Set task 1 –
In the passage on the finite and the infinite below, condense the paragraph beginning "The conflict works itself out" into a short list that keeps its main facts.

All use of the formalisms of the empirical self is bedevilled by the same contradictory aim: the desire to entrap the infinite in the finite, whether it be in natural language, maths, music, architecture, painting or any other medium. The so-called abstracting activity of the human intellect is simply the desire to make the undetermined determined, the infinite finite, the eternal time-bound. The so-called ‘ideal’ is in part an issue of the same striving. The so-called ‘laws of nature’ arise in our theories from the same striving. We cling to notions of perfect and complete comprehensibility only because such fantasies are permitted by language. It is the empirical self with its manipulation of the empirical world that creates language to document its organisation of the world; it is then this language that creates the delusion that there are such things as finite things and determined things
The entire religious and intellectual quest of man – and man’s intellectual quest is fundamentally religious, or at least metaphysical – is directed towards the same goal and driven by the same urge: to make the awareness of the infinity of the self and of the world comprehensible in terms of the finite empirical self and empirical world. This striving is, of course, vain; but it is ever-renewed and constitutes both the essence of mental life and the source of the renewal, differentiation and evolution of all the formalisms available to us. In this, our creativity resembles that of nature. All our language is a skirting the edge of infinity, a trembling on the boundary between the order of finitude and the chaos of infinity. For this reason it is full of paradox, paradox that is intrinsic to language and to its self-referential character, a character which is derived from the intrinsically self-referential nature of consciousness. Our consciousness of ourselves, as finite and yet infinite, generates the conflict; and this conflict is that which is most characteristic of us.
The conflict works itself out in one of two ways in human culture: there are those selves who wish, to an ever greater extent, to see the infinite in terms of the finite. Their striving is to reduce the complexity of the infinite to the simplest elements of the finite and empirical. There are those, by contrast, whose striving is the opposite of this: they wish to see the finite in terms of the infinite and lay ever greater stress upon total, metaphysical accounts of the physical phenomena they perceive in which something – call it ‘God’, ‘intelligence’ or something – remains undetermined while determining the whole. These two types of mind strike sparks off each other and their work is mutually beneficial and fecundating. They are, as it were, the male and female principles in cultural evolution. They generate reductivist and holistic conceptions of reality, materialist and idealist conceptions, finite or infinite universes, mortal or immortal souls, gods, material universes, godless universes, god-imbued universes, spiritual universe and so on.... The entire intellectual drama of the human race is fed by their battles. Like everything in the universe, we humans are at war with ourselves; and the tension of that warfare is the essence of our creativity. To believe that there is some ultimate resolution to it, some final state of certain knowledge, is to be guilty of touching naïveté.

Set task 2 –
In the records, substitute "Marker" for "Point" in the part that opens with the first line of the records and closes with the line containing "- Point: [124, 733, 146, 747]", including both of those lines, and give back only that part.

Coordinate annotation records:
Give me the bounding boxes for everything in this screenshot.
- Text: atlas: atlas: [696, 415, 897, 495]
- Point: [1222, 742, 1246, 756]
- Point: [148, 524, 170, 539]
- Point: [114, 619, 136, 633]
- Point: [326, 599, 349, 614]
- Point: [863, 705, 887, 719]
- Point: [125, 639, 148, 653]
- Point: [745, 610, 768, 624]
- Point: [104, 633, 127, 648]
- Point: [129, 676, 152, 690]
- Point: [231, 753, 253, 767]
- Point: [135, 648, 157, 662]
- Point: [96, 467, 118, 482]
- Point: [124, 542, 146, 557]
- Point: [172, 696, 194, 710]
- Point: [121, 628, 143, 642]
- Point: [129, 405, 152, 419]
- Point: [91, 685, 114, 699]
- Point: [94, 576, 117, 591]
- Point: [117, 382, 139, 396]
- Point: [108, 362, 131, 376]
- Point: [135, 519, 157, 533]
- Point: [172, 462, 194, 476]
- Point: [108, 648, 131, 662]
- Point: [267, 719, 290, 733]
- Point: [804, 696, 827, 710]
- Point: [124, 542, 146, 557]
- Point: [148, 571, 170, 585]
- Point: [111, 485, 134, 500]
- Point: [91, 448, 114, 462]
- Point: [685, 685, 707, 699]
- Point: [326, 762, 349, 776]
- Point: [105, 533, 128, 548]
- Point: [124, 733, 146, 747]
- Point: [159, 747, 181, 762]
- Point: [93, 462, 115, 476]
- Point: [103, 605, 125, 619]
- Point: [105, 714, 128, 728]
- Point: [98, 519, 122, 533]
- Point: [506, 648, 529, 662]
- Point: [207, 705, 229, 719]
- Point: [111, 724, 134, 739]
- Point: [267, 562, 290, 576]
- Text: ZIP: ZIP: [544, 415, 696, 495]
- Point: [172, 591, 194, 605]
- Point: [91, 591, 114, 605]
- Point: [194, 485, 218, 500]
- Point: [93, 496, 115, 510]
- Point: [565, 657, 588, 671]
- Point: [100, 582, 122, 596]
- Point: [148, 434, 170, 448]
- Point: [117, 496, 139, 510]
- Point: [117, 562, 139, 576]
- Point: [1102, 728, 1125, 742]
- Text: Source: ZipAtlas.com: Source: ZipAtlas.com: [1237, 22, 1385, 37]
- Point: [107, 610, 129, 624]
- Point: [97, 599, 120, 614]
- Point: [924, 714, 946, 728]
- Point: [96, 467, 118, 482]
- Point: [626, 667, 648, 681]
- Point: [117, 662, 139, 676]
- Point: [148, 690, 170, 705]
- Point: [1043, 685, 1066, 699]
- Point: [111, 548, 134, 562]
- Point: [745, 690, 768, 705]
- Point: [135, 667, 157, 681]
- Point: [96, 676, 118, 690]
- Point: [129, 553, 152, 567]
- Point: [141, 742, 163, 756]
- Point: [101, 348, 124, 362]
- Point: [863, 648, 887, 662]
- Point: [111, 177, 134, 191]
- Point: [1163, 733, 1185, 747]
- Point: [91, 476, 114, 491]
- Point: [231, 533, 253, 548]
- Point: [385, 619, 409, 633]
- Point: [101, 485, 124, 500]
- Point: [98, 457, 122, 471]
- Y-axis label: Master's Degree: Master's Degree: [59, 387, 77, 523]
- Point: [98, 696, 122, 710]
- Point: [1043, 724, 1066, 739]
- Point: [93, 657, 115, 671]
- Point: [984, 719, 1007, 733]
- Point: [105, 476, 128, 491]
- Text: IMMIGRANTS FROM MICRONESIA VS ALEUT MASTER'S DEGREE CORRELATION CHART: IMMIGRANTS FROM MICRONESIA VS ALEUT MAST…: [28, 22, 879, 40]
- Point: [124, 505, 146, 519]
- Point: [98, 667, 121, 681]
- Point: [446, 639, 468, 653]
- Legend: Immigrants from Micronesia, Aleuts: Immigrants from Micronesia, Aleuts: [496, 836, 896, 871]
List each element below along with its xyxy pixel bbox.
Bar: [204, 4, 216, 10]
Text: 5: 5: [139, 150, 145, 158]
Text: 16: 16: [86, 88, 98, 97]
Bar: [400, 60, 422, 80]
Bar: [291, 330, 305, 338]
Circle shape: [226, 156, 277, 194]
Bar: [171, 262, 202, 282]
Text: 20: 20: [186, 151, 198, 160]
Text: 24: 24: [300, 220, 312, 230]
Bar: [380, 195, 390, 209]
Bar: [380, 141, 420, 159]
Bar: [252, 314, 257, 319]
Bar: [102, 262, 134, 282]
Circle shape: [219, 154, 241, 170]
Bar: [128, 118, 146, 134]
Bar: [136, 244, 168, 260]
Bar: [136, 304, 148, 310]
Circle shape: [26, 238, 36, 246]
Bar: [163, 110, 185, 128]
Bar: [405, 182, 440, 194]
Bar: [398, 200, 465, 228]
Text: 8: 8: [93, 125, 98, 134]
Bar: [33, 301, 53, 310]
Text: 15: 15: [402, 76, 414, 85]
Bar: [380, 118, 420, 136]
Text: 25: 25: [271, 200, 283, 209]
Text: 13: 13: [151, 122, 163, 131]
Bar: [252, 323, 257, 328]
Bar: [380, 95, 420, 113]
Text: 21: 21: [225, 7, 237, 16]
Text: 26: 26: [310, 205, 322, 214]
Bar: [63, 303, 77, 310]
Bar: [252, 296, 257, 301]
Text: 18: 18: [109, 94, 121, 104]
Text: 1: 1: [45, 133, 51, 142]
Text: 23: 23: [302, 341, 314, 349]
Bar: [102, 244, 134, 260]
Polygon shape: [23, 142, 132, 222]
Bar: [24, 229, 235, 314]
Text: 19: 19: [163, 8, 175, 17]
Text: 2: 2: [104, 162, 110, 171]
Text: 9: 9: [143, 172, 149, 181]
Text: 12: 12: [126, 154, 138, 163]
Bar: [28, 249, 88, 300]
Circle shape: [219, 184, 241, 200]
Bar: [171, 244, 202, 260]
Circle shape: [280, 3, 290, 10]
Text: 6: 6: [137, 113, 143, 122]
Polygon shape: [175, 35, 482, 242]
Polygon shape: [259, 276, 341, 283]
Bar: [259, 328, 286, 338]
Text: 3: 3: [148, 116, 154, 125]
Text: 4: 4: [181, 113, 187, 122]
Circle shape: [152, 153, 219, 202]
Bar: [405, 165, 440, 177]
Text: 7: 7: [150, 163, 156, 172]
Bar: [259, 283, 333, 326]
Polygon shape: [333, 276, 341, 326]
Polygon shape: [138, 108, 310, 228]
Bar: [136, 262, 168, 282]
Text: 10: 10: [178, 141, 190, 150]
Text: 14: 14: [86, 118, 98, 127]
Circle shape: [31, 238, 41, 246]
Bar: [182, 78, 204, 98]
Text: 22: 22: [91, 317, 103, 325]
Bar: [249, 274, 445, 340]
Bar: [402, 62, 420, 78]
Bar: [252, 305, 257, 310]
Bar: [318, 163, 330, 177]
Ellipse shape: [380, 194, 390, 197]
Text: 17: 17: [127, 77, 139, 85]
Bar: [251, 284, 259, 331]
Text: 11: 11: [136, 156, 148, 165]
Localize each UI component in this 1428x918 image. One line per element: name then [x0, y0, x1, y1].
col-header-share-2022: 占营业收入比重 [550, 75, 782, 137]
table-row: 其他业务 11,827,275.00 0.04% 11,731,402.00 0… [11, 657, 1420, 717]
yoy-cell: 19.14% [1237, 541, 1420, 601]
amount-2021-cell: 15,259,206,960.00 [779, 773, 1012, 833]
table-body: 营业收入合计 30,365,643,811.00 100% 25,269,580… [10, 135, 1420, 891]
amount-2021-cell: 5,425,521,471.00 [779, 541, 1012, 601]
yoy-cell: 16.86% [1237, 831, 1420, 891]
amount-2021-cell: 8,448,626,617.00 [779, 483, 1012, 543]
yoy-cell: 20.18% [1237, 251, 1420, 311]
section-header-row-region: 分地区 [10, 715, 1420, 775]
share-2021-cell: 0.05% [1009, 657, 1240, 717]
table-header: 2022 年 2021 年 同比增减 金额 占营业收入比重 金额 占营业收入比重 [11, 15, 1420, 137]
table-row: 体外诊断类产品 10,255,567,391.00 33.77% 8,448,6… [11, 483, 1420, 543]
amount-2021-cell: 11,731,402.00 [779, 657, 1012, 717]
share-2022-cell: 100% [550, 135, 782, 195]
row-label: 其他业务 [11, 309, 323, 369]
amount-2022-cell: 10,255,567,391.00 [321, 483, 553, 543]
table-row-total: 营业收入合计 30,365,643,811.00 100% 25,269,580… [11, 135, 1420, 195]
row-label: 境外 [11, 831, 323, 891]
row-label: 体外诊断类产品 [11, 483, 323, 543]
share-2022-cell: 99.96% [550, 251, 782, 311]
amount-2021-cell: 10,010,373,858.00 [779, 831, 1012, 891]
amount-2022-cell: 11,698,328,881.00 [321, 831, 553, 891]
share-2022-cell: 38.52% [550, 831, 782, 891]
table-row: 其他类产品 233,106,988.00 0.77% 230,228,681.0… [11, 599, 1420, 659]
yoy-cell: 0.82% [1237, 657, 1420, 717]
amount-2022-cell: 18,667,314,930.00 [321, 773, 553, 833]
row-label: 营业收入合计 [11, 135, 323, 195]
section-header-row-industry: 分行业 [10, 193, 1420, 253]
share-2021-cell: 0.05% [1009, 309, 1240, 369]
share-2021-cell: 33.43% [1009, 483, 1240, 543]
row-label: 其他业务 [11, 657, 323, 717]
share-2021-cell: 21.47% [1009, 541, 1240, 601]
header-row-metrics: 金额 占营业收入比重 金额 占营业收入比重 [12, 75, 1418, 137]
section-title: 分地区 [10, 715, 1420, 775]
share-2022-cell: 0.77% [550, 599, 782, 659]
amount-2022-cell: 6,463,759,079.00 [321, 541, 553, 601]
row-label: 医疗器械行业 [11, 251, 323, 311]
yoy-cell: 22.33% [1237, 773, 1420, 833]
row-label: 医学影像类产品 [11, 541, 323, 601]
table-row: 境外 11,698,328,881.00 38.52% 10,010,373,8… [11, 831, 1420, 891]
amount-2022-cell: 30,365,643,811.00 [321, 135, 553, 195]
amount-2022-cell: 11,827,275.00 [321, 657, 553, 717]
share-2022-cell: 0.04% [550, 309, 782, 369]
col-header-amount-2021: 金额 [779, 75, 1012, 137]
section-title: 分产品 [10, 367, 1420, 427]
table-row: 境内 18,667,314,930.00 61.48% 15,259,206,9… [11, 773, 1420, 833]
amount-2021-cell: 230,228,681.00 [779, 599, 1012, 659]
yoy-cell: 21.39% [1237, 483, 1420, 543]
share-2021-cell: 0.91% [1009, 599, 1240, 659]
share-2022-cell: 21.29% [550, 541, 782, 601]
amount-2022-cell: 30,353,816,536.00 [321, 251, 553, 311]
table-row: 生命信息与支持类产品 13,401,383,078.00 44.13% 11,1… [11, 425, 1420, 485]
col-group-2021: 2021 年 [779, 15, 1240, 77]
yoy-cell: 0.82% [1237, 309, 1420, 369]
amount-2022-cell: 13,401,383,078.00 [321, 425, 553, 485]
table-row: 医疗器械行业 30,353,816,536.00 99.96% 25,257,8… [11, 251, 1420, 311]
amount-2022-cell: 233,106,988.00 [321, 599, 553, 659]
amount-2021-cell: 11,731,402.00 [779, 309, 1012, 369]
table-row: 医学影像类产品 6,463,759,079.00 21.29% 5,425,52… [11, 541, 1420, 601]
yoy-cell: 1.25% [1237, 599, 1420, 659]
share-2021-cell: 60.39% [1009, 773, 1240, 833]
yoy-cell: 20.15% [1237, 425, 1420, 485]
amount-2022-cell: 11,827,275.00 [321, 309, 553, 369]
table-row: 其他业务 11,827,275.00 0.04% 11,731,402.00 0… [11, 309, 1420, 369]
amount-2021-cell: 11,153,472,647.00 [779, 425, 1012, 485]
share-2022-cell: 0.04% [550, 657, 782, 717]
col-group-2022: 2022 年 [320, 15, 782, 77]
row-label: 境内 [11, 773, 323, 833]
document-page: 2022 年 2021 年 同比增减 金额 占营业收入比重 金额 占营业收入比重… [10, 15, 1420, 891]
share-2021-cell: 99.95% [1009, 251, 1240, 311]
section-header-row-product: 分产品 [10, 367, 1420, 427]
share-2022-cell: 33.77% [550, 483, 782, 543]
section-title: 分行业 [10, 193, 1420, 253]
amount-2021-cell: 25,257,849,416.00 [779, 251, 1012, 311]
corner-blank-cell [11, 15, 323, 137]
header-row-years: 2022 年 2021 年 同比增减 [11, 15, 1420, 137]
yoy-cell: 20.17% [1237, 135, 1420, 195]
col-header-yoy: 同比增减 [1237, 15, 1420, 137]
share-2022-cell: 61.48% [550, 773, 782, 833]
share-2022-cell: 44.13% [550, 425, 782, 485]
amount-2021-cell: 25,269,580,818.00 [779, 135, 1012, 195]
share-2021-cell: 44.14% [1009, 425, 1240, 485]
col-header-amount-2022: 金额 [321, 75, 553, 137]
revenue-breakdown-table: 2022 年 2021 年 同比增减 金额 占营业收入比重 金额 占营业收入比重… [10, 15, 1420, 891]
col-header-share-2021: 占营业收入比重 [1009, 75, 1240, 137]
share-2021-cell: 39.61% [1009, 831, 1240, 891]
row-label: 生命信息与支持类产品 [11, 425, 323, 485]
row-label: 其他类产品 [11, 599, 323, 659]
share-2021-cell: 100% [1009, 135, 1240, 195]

Written solution 1 –
- The conflict plays out in human culture in two ways.
- One kind of self tries to see the infinite in terms of the finite, reducing its complexity to the simplest finite and empirical elements.
- The other tries to see the finite in terms of the infinite. It stresses total, metaphysical accounts in which something, called "God," "intelligence" or something else, stays undetermined while determining the whole.
- These two types of mind strike sparks off each other, and their work benefits and fecundates both. They act like male and female principles in cultural evolution.
- Between them they produce opposing conceptions of reality: reductivist and holistic, materialist and idealist, finite or infinite universes, mortal or immortal souls, godless or god-imbued universes, and more.
- Their battles feed the whole intellectual drama of the human race.
- Humans, like everything in the universe, are at war with themselves, and the tension of that war is the essence of human creativity.
- Believing in an ultimate resolution or a final state of certain knowledge is touchingly naïve.

Written solution 2 –
Give me the bounding boxes for everything in this screenshot.
- Text: atlas: atlas: [696, 415, 897, 495]
- Marker: [1222, 742, 1246, 756]
- Marker: [148, 524, 170, 539]
- Marker: [114, 619, 136, 633]
- Marker: [326, 599, 349, 614]
- Marker: [863, 705, 887, 719]
- Marker: [125, 639, 148, 653]
- Marker: [745, 610, 768, 624]
- Marker: [104, 633, 127, 648]
- Marker: [129, 676, 152, 690]
- Marker: [231, 753, 253, 767]
- Marker: [135, 648, 157, 662]
- Marker: [96, 467, 118, 482]
- Marker: [124, 542, 146, 557]
- Marker: [172, 696, 194, 710]
- Marker: [121, 628, 143, 642]
- Marker: [129, 405, 152, 419]
- Marker: [91, 685, 114, 699]
- Marker: [94, 576, 117, 591]
- Marker: [117, 382, 139, 396]
- Marker: [108, 362, 131, 376]
- Marker: [135, 519, 157, 533]
- Marker: [172, 462, 194, 476]
- Marker: [108, 648, 131, 662]
- Marker: [267, 719, 290, 733]
- Marker: [804, 696, 827, 710]
- Marker: [124, 542, 146, 557]
- Marker: [148, 571, 170, 585]
- Marker: [111, 485, 134, 500]
- Marker: [91, 448, 114, 462]
- Marker: [685, 685, 707, 699]
- Marker: [326, 762, 349, 776]
- Marker: [105, 533, 128, 548]
- Marker: [124, 733, 146, 747]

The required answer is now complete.